— Begin —
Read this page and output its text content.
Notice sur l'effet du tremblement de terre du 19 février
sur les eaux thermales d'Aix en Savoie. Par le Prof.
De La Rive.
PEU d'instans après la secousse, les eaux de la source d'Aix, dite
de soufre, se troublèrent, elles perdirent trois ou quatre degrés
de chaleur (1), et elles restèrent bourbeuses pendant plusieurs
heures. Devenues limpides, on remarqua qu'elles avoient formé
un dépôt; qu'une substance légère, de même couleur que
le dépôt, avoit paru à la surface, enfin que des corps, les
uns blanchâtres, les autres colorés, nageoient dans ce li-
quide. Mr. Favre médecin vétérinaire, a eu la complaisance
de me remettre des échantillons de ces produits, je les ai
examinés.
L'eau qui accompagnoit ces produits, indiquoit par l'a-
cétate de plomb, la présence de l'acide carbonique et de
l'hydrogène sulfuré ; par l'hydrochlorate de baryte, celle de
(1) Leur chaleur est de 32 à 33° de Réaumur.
— End —
### [GOAL OF THE EXERCISE]
Look for lines containing the string "produits" and copy them all.

### [ANSWER TO THIS PROBLEM]
de me remettre des échantillons de ces produits, je les ai
L'eau qui accompagnoit ces produits, indiquoit par l'a-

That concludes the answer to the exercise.